# Start of PROVIDED RECORDS

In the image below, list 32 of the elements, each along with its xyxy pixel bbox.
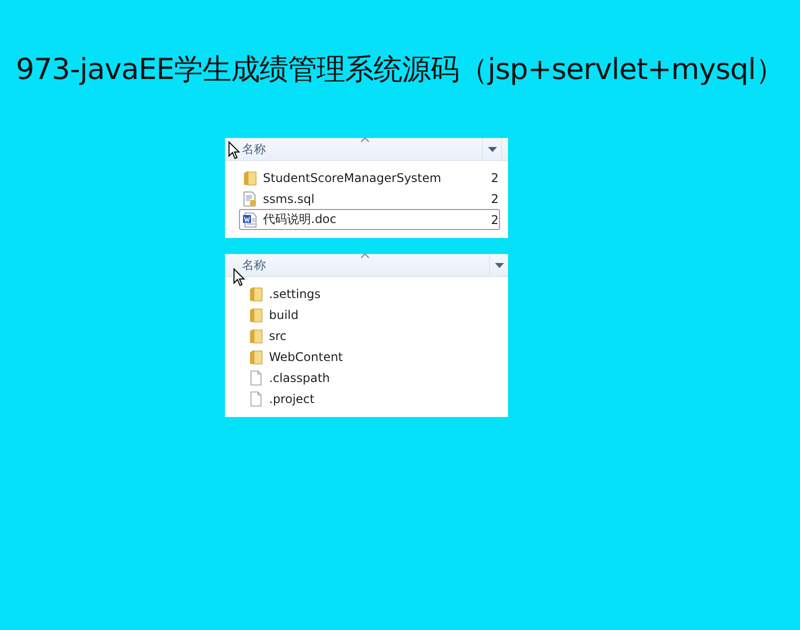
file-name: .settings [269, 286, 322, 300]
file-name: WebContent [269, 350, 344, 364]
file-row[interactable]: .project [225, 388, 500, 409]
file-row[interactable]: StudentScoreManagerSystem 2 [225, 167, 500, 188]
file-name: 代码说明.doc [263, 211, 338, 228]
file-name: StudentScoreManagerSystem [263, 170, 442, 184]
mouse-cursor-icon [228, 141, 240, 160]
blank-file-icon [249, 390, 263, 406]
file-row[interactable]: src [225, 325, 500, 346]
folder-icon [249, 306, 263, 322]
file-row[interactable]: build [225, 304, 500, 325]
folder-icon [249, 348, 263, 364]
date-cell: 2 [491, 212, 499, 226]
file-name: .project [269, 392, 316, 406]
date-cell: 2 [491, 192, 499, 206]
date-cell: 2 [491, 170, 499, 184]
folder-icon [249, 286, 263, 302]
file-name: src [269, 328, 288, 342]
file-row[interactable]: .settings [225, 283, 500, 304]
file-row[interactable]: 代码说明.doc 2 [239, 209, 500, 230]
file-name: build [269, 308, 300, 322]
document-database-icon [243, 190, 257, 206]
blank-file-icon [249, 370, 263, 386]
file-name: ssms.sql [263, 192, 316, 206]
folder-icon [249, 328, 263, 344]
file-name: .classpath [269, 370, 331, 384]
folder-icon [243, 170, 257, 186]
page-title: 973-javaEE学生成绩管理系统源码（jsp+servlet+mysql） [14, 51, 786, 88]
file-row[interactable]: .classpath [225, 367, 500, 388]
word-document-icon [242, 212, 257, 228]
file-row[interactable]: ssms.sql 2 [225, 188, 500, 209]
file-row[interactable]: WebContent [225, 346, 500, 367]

# End of PROVIDED RECORDS
# Start of PROVIDED RECORDS

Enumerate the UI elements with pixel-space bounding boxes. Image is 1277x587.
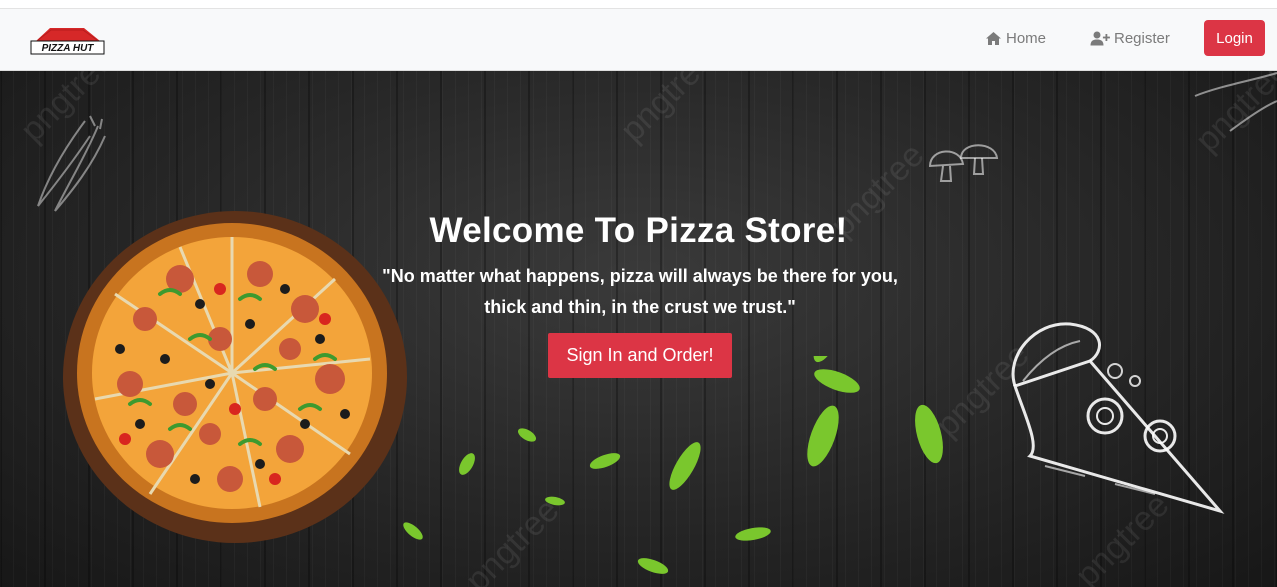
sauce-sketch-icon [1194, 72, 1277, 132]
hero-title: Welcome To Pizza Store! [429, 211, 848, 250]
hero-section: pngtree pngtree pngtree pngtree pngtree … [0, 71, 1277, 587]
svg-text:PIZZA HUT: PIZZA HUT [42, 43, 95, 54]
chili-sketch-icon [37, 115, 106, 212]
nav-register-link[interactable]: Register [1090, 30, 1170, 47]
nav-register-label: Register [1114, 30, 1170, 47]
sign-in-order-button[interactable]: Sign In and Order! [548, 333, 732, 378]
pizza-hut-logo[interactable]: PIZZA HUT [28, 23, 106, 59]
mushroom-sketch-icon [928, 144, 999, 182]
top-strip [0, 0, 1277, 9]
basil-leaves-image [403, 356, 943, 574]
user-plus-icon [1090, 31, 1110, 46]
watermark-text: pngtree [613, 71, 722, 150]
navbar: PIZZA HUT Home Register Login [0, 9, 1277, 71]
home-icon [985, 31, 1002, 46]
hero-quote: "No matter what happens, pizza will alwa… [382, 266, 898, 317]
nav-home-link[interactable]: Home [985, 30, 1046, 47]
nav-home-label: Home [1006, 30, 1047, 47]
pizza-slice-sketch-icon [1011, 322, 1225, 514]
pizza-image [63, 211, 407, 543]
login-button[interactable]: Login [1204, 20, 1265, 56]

# End of PROVIDED RECORDS
# Start of PROVIDED RECORDS

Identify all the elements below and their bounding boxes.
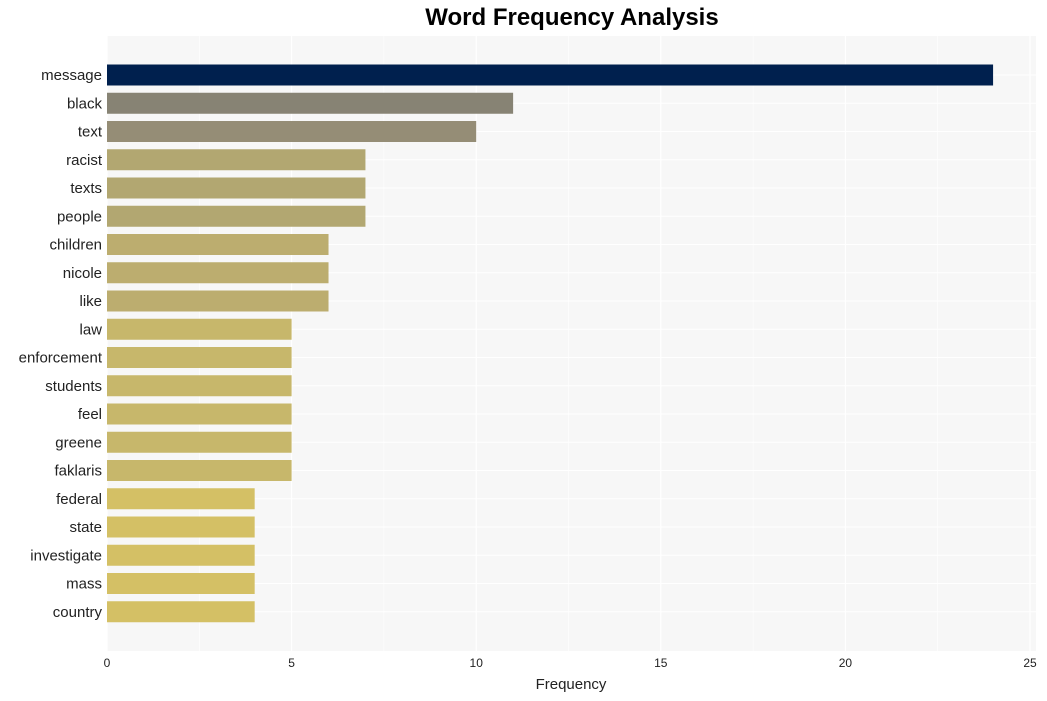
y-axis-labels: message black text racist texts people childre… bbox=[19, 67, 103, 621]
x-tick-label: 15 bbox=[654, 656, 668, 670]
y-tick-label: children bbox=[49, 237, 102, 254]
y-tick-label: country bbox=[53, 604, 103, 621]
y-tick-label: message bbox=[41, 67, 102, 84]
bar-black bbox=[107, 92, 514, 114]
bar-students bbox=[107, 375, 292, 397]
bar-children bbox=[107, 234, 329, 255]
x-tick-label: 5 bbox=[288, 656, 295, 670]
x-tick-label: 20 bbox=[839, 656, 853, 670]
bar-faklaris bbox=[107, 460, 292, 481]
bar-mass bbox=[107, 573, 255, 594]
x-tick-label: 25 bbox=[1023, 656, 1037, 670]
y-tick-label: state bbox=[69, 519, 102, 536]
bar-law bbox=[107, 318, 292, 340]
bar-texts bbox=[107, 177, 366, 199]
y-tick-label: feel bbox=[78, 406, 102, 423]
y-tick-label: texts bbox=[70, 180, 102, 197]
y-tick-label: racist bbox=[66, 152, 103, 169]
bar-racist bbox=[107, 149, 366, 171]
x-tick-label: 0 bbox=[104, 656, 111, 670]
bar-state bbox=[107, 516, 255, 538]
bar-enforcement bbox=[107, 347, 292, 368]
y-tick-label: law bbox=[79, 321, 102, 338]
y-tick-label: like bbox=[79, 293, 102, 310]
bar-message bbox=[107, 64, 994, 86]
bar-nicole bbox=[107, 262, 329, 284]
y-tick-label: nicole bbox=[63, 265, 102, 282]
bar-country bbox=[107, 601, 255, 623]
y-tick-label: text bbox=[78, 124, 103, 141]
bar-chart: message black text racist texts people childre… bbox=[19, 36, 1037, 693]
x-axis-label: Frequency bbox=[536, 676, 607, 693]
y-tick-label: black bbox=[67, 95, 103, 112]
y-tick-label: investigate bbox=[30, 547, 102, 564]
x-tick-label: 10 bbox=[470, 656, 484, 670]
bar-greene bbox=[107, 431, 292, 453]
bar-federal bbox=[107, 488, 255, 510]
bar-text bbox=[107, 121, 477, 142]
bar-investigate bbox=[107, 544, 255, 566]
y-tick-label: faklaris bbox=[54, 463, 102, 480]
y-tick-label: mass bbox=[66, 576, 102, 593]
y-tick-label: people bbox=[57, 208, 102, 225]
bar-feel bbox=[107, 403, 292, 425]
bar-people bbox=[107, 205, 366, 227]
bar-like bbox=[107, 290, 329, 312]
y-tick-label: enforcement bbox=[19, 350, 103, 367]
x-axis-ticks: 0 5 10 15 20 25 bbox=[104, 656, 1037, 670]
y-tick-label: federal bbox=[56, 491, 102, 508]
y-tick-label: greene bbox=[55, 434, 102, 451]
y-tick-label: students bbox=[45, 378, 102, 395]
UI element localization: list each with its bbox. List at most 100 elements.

# End of PROVIDED RECORDS

## THE REQUEST
Rewrite the lines between the one holding "sauce-sketch-icon [1194, 72, 1277, 132]" and the one holding "nav-home-label: Home [1006, 30, 1047, 47]", inclusive, as a numbered list, leaving out any blank lines.

## RESULT BELOW
1. sauce-sketch-icon [1194, 72, 1277, 132]
2. hero-title: Welcome To Pizza Store! [429, 211, 848, 250]
3. hero-section: pngtree pngtree pngtree pngtree pngtree … [0, 71, 1277, 587]
4. svg-text:PIZZA HUT: PIZZA HUT [42, 43, 95, 54]
5. chili-sketch-icon [37, 115, 106, 212]
6. nav-register-link[interactable]: Register [1090, 30, 1170, 47]
7. nav-register-label: Register [1114, 30, 1170, 47]
8. sign-in-order-button[interactable]: Sign In and Order! [548, 333, 732, 378]
9. pizza-hut-logo[interactable]: PIZZA HUT [28, 23, 106, 59]
10. mushroom-sketch-icon [928, 144, 999, 182]
11. top-strip [0, 0, 1277, 9]
12. basil-leaves-image [403, 356, 943, 574]
13. user-plus-icon [1090, 31, 1110, 46]
14. watermark-text: pngtree [613, 71, 722, 150]
15. navbar: PIZZA HUT Home Register Login [0, 9, 1277, 71]
16. home-icon [985, 31, 1002, 46]
17. hero-quote: "No matter what happens, pizza will alwa… [382, 266, 898, 317]
18. nav-home-link[interactable]: Home [985, 30, 1046, 47]
19. nav-home-label: Home [1006, 30, 1047, 47]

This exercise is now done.